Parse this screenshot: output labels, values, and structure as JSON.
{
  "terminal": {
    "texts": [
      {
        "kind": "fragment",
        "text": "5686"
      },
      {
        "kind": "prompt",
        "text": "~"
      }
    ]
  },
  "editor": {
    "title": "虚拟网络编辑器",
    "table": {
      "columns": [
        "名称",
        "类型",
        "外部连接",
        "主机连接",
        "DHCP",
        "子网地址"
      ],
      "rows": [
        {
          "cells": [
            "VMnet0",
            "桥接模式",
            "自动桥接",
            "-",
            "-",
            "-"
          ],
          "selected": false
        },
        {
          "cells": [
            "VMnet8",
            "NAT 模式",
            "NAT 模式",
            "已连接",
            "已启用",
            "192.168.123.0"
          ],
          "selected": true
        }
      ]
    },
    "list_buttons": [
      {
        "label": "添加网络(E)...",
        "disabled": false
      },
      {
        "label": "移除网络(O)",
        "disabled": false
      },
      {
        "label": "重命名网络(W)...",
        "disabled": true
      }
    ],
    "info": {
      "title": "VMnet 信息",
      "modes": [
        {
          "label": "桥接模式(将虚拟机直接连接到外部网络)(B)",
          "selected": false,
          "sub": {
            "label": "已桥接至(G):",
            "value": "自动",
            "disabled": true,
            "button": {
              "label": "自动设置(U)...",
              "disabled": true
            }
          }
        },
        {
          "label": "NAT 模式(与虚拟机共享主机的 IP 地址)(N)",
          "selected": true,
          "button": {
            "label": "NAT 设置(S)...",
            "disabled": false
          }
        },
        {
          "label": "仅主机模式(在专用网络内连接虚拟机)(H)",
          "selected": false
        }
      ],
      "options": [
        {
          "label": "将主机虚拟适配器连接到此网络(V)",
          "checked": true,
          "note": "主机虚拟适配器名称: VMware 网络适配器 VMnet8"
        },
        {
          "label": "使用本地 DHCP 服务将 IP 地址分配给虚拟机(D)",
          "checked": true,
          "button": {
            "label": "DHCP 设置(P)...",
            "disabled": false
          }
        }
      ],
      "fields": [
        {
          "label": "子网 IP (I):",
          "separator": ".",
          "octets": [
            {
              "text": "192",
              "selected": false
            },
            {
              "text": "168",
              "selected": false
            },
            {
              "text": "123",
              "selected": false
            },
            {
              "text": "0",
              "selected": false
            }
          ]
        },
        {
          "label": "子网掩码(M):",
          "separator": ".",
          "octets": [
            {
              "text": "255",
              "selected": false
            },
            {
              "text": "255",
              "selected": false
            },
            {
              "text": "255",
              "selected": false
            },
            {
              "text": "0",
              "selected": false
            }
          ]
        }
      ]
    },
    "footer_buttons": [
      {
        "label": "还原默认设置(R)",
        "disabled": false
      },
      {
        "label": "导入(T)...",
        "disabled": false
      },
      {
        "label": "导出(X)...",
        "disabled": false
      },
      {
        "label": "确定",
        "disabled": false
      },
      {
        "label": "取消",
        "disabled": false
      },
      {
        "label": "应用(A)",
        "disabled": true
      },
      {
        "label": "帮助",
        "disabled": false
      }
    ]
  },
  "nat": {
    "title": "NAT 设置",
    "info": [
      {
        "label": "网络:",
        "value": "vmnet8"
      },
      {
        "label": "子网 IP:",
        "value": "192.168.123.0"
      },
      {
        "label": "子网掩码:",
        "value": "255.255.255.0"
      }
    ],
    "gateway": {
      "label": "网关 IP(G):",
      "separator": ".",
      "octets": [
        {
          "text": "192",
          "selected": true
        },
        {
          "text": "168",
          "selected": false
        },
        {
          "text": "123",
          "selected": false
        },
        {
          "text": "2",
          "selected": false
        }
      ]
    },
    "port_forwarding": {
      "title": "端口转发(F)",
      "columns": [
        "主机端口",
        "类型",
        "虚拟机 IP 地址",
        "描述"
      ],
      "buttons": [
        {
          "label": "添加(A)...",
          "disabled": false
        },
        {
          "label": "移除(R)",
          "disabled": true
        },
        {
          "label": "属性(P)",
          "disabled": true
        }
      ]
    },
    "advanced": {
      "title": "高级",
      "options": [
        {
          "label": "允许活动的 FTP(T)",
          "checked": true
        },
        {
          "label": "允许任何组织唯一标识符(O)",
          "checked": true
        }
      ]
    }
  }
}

■ ■ ■ ■ ■

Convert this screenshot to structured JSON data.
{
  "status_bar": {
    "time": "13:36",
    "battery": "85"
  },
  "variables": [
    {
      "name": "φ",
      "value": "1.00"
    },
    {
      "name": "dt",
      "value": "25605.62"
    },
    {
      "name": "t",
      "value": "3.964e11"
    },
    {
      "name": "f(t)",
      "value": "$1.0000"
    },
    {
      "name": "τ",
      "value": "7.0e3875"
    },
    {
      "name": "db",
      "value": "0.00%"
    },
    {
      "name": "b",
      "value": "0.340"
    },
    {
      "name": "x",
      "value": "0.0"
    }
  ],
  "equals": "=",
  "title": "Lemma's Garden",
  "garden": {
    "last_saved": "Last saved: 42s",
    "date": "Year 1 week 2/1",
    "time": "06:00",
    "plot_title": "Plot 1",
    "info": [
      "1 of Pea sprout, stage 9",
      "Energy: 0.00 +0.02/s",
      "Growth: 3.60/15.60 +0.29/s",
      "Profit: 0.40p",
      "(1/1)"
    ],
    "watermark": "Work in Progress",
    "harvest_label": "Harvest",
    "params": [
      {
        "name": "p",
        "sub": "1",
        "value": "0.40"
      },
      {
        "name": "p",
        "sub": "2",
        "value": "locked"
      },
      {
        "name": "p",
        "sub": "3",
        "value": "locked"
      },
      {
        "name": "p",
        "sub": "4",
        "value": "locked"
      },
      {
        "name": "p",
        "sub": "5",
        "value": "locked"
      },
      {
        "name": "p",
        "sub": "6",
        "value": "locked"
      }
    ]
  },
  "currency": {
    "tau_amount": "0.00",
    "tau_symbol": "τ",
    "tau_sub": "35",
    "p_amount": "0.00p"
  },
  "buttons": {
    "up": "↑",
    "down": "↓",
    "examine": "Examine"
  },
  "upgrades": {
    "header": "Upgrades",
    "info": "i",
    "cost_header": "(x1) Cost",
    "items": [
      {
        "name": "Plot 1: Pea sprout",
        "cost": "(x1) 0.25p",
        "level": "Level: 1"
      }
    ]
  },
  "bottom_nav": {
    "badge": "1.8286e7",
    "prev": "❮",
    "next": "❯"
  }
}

■ ■ ■ ■ ■

- REQUIRED WORK: Filter the data, keeping only the lines that contain "DHCP".

- FULL OUTPUT:
        "DHCP",
          "label": "使用本地 DHCP 服务将 IP 地址分配给虚拟机(D)",
            "label": "DHCP 设置(P)...",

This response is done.